Collected data entries

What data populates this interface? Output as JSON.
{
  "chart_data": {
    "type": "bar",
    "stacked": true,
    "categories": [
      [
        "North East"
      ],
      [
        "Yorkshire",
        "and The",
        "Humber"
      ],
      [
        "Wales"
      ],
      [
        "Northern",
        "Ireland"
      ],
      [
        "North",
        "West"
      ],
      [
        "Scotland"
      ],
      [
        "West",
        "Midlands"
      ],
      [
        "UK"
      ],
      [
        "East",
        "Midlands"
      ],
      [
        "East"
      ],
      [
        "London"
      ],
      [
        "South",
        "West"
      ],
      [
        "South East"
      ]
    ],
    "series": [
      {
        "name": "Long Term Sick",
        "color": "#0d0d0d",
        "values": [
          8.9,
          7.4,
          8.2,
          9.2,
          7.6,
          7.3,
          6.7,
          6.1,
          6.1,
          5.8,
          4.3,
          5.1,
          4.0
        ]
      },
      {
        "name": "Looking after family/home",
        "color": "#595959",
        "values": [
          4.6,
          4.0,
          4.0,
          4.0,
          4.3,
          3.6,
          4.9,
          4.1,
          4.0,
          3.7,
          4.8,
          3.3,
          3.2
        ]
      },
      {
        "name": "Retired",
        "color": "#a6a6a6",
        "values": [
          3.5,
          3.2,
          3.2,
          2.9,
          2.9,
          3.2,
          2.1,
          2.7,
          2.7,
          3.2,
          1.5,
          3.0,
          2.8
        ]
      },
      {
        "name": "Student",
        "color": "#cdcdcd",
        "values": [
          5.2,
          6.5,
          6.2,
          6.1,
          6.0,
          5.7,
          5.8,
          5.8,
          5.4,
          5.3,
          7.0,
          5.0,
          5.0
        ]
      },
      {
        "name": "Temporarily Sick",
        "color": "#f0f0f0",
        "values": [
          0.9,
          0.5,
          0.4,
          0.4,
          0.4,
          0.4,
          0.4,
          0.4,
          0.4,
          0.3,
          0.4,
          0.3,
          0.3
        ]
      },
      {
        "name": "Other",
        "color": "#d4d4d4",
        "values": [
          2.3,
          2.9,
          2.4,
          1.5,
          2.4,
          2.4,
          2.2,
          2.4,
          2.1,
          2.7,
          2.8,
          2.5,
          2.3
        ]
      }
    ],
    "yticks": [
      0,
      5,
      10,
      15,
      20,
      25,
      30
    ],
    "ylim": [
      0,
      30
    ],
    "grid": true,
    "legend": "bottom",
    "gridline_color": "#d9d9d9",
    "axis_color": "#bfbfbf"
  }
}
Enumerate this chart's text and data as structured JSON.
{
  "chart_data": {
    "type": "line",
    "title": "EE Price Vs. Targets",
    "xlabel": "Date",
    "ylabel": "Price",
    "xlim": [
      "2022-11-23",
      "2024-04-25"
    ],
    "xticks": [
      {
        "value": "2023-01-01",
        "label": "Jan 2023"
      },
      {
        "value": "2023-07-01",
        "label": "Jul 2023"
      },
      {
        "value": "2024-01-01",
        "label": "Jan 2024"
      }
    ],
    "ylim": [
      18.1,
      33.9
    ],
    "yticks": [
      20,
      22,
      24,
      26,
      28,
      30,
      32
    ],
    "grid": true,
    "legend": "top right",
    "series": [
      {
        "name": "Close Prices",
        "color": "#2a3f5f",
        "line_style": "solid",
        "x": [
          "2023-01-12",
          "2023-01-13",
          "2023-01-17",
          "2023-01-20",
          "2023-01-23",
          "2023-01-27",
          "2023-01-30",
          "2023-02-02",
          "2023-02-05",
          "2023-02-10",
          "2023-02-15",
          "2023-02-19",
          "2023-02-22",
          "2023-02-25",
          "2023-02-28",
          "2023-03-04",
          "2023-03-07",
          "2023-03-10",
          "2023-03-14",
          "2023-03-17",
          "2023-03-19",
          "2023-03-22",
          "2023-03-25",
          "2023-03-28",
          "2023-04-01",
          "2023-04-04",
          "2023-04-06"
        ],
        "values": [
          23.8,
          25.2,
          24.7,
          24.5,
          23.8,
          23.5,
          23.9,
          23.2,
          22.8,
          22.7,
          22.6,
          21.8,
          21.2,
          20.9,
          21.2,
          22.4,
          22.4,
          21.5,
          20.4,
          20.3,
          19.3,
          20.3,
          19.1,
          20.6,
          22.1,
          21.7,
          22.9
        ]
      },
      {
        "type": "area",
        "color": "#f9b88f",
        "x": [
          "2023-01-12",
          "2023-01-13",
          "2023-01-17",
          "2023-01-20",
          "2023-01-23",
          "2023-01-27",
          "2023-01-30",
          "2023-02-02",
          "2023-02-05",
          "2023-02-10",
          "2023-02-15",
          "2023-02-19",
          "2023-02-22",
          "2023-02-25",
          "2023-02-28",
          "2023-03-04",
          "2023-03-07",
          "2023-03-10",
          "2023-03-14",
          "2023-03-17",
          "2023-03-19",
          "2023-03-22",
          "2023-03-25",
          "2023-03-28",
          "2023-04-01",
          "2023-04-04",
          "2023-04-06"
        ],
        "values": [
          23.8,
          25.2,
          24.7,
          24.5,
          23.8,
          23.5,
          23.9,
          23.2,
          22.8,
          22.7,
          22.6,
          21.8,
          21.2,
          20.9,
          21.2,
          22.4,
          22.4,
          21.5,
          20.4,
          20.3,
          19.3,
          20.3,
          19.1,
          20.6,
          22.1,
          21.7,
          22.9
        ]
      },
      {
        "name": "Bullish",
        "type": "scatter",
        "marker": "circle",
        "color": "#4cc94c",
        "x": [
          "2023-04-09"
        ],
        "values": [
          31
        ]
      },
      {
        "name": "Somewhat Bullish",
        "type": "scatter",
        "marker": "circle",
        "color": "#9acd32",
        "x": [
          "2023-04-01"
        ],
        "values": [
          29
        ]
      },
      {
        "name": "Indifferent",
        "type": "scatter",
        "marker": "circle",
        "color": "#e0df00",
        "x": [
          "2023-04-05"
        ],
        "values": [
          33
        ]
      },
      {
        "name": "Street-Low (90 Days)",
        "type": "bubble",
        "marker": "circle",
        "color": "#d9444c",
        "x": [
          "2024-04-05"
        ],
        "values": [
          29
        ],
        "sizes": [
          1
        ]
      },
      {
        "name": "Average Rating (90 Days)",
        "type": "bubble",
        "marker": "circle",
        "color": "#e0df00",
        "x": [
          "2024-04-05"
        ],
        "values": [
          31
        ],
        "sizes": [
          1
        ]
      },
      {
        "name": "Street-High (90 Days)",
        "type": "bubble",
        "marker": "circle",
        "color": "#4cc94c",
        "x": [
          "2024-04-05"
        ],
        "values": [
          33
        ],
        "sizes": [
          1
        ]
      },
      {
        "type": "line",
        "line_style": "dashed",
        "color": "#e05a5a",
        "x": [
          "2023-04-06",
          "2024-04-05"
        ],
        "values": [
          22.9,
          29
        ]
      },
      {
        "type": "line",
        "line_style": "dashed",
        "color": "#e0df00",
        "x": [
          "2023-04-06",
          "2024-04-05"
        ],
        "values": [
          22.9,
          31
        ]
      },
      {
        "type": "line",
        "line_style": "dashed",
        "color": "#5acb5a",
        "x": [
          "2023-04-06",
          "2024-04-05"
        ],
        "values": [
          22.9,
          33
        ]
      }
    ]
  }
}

◆ THE EXERCISE ◆
Go through the preceding material and copy each line that has the word "Sick".

◆ PROBLEM SOLUTION ◆
        "name": "Long Term Sick",
        "name": "Temporarily Sick",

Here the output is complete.